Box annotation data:
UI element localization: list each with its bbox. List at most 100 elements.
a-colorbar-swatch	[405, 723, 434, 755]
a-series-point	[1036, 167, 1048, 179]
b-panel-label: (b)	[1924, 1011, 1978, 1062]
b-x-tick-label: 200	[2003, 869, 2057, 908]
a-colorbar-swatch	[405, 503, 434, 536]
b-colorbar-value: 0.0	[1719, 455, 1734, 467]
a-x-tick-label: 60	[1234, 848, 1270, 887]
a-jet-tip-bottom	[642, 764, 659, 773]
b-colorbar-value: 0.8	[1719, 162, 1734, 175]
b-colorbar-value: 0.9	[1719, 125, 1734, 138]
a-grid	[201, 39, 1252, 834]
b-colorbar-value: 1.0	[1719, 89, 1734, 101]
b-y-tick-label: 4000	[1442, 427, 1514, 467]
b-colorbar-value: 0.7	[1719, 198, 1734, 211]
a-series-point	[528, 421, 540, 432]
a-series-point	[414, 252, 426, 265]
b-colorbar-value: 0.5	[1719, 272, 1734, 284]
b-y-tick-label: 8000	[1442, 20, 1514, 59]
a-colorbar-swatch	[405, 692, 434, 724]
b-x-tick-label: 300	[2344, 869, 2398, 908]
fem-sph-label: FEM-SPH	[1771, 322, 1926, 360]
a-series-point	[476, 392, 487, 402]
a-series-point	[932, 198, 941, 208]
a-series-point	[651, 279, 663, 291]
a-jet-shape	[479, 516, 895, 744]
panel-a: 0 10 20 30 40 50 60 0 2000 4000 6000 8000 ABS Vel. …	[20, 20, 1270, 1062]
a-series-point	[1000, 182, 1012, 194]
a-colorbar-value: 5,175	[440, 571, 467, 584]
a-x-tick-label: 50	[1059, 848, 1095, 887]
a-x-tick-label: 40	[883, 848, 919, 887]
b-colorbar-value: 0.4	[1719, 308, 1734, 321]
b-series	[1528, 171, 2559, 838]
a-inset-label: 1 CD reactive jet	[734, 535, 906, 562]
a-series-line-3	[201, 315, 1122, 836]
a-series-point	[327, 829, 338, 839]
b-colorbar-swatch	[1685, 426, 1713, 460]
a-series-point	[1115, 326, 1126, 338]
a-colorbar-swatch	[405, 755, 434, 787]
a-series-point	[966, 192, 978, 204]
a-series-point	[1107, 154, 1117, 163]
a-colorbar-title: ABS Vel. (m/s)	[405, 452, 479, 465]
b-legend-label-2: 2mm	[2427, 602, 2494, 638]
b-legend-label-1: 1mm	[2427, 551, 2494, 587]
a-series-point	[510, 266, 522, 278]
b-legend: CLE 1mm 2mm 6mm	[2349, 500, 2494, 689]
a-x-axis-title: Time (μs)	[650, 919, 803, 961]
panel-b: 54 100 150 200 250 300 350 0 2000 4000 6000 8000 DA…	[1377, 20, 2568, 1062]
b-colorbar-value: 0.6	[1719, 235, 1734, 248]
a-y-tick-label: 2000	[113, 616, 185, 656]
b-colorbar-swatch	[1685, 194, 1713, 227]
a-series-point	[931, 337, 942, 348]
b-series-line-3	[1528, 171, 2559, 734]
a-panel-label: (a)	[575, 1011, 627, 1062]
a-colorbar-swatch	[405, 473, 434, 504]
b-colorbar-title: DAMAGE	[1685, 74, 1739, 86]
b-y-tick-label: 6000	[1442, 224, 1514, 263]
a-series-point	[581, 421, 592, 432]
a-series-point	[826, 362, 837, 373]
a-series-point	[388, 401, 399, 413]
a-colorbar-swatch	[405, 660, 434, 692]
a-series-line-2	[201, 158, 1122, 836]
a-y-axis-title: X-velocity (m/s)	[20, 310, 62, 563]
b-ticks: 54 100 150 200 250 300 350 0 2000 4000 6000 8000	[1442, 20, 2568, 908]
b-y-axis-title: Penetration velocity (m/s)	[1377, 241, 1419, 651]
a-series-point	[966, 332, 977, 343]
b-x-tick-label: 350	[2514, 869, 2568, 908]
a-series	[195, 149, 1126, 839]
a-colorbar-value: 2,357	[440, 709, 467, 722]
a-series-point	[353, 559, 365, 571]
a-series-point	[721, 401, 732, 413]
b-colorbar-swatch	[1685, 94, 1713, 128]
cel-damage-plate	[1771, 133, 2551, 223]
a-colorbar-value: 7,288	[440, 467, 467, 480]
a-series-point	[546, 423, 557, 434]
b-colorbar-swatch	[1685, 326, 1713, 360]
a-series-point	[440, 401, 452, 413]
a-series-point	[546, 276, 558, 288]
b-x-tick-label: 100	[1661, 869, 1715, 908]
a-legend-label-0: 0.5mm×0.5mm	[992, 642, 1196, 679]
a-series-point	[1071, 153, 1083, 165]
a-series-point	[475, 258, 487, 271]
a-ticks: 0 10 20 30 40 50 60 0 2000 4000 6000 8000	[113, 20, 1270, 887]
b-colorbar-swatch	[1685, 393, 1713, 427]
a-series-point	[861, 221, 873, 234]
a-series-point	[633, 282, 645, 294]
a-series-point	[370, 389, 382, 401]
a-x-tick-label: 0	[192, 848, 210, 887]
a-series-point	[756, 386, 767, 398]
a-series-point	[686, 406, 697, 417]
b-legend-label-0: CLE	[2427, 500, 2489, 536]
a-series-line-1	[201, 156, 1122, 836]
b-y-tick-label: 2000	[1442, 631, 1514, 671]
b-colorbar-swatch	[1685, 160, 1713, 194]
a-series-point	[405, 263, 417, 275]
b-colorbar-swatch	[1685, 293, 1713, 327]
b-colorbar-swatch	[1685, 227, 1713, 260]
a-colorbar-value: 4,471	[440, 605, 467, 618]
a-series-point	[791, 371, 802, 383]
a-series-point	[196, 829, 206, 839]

Work required: Can you write out the material from its first line through the line containing "455, 1734, 467]" as a Markdown table with the columns Row and Line, numbering each row and skipping any blank lines?

Completed task:
| Row | Line |
|---|---|
| 1 | UI element localization: list each with its bbox. List at most 100 elements. |
| 2 | a-colorbar-swatch	[405, 723, 434, 755] |
| 3 | a-series-point	[1036, 167, 1048, 179] |
| 4 | b-panel-label: (b)	[1924, 1011, 1978, 1062] |
| 5 | b-x-tick-label: 200	[2003, 869, 2057, 908] |
| 6 | a-colorbar-swatch	[405, 503, 434, 536] |
| 7 | b-colorbar-value: 0.0	[1719, 455, 1734, 467] |